Given exercise: Find all lines in the listing that include the word "body", then copy them.

Raw data:
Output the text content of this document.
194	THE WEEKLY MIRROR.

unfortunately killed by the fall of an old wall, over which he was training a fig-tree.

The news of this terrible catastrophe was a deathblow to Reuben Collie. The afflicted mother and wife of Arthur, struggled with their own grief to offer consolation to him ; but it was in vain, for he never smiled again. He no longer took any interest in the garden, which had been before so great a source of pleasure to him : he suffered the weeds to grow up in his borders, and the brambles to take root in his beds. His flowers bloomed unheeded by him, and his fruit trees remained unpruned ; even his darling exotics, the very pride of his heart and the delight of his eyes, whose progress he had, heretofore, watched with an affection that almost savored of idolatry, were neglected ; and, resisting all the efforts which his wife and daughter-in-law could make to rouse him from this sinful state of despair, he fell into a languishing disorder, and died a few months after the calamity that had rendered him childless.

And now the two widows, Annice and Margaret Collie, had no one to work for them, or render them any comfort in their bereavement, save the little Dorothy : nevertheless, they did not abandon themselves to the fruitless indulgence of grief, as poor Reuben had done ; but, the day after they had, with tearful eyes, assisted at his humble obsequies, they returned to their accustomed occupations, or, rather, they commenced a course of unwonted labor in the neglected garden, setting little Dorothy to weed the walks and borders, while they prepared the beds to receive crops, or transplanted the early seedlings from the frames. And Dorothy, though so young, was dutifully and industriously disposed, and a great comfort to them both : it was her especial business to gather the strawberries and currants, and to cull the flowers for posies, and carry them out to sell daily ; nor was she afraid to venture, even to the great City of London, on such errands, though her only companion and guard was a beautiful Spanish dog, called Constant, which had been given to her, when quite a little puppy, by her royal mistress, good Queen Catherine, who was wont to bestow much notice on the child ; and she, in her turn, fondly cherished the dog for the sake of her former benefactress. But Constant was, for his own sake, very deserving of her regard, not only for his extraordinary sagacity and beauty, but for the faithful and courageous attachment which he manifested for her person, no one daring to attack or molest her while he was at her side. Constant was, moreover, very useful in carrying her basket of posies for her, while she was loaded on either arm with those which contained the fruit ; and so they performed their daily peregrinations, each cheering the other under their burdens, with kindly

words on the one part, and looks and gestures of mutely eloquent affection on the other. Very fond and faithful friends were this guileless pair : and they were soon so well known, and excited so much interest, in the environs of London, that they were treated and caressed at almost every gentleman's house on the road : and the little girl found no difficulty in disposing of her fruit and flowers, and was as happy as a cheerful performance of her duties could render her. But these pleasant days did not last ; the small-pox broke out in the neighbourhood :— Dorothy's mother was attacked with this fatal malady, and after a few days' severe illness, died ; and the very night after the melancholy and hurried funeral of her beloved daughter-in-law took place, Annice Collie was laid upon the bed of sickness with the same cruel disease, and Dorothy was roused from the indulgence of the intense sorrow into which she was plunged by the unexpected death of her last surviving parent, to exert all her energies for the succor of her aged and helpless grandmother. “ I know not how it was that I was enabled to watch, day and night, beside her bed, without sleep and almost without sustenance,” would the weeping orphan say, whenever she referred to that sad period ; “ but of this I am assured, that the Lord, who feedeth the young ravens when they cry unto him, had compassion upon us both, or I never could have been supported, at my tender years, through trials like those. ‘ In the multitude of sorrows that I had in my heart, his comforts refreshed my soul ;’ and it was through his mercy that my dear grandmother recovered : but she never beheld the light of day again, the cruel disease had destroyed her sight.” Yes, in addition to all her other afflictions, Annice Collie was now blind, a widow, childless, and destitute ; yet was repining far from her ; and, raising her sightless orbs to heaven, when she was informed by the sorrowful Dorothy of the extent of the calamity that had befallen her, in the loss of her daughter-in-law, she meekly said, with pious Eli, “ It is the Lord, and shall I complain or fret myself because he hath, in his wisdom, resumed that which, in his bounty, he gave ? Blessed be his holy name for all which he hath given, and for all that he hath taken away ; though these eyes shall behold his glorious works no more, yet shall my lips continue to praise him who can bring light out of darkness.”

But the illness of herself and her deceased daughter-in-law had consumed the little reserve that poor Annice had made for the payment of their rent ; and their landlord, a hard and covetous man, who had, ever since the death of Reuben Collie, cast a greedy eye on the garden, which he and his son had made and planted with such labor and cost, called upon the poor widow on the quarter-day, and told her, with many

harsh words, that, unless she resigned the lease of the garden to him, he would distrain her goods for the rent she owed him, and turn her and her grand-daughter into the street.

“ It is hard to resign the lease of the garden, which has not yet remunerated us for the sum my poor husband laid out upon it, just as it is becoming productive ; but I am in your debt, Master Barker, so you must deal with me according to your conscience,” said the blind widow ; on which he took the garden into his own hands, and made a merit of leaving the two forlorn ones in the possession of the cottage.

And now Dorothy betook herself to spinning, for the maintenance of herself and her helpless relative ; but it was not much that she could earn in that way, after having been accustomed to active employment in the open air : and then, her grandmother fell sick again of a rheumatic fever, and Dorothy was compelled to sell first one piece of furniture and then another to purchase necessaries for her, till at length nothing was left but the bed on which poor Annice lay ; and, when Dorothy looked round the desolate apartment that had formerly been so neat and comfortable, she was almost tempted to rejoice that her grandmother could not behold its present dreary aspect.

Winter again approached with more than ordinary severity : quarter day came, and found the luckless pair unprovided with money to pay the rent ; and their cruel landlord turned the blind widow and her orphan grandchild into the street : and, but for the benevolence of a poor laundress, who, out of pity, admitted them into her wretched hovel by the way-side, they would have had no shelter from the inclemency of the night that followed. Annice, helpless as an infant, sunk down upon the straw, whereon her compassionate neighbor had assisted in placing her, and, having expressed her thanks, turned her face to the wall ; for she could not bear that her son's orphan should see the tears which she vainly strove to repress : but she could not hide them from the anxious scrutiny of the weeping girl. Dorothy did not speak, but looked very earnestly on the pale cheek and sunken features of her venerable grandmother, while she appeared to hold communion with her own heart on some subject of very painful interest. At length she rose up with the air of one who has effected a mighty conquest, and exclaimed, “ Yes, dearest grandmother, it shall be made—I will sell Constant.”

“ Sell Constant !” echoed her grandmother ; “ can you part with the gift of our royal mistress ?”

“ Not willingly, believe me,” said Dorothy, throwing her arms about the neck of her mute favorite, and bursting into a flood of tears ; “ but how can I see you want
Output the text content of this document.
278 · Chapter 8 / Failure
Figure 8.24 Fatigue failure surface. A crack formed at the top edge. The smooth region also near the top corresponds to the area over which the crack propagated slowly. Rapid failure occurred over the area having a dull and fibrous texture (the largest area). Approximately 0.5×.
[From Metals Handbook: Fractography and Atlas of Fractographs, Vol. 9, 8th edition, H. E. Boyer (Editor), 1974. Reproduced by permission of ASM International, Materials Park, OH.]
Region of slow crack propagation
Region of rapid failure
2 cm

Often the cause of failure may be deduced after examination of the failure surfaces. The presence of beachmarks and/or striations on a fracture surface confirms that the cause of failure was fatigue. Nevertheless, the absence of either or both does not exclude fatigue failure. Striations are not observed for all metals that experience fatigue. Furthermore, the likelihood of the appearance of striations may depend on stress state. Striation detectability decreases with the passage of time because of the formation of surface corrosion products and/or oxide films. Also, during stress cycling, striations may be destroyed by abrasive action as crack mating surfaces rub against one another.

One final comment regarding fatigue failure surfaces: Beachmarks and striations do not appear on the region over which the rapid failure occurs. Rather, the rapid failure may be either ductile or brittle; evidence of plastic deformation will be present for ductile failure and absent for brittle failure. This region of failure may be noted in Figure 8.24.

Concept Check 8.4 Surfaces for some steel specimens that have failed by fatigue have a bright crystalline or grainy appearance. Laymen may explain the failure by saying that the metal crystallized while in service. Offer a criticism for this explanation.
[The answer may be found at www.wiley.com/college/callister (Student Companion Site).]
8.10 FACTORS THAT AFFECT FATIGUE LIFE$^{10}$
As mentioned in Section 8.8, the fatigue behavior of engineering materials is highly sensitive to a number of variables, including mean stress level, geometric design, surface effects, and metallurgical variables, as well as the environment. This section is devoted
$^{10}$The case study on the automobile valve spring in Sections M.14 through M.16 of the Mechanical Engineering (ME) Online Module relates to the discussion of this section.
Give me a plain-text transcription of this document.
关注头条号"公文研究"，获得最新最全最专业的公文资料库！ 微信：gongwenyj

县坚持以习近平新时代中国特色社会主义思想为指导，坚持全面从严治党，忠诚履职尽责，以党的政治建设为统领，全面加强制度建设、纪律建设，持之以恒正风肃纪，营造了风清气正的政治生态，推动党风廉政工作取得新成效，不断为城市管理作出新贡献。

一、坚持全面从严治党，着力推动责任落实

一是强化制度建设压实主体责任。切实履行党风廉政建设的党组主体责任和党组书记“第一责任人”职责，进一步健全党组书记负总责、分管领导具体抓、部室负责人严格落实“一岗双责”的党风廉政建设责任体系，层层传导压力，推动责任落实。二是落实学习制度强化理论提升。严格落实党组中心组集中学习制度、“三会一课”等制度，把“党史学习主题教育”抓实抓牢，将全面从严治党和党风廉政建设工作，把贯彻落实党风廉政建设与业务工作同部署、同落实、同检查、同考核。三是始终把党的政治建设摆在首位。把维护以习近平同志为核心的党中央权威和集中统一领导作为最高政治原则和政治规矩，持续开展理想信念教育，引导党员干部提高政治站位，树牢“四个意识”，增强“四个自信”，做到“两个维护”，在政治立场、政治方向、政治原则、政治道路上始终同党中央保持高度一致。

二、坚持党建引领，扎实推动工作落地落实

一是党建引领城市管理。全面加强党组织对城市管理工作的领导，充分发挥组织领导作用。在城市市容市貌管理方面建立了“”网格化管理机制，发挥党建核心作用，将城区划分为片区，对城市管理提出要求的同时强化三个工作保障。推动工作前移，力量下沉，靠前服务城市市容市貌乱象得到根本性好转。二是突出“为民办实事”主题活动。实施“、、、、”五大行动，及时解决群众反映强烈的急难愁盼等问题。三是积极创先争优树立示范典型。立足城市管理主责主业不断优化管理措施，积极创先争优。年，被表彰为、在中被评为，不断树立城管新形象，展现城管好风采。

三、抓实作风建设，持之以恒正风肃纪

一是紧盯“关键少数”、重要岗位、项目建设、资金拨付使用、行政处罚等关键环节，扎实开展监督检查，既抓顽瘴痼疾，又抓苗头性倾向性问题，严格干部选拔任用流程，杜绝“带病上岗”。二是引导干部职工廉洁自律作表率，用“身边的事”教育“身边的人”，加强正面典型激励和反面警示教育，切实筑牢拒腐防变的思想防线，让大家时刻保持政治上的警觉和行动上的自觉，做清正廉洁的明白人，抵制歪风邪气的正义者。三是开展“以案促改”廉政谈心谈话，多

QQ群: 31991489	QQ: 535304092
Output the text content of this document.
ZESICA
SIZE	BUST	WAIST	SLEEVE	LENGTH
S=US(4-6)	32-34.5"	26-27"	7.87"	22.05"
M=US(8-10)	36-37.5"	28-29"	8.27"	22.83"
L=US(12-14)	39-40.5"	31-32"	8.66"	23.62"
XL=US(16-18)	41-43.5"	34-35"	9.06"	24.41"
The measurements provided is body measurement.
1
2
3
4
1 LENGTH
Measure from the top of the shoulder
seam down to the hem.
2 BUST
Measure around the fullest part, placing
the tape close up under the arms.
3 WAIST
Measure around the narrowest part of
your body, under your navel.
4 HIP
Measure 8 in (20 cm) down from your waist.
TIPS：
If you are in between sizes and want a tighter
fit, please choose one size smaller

Solution below:
The measurements provided is body measurement.
your body, under your navel.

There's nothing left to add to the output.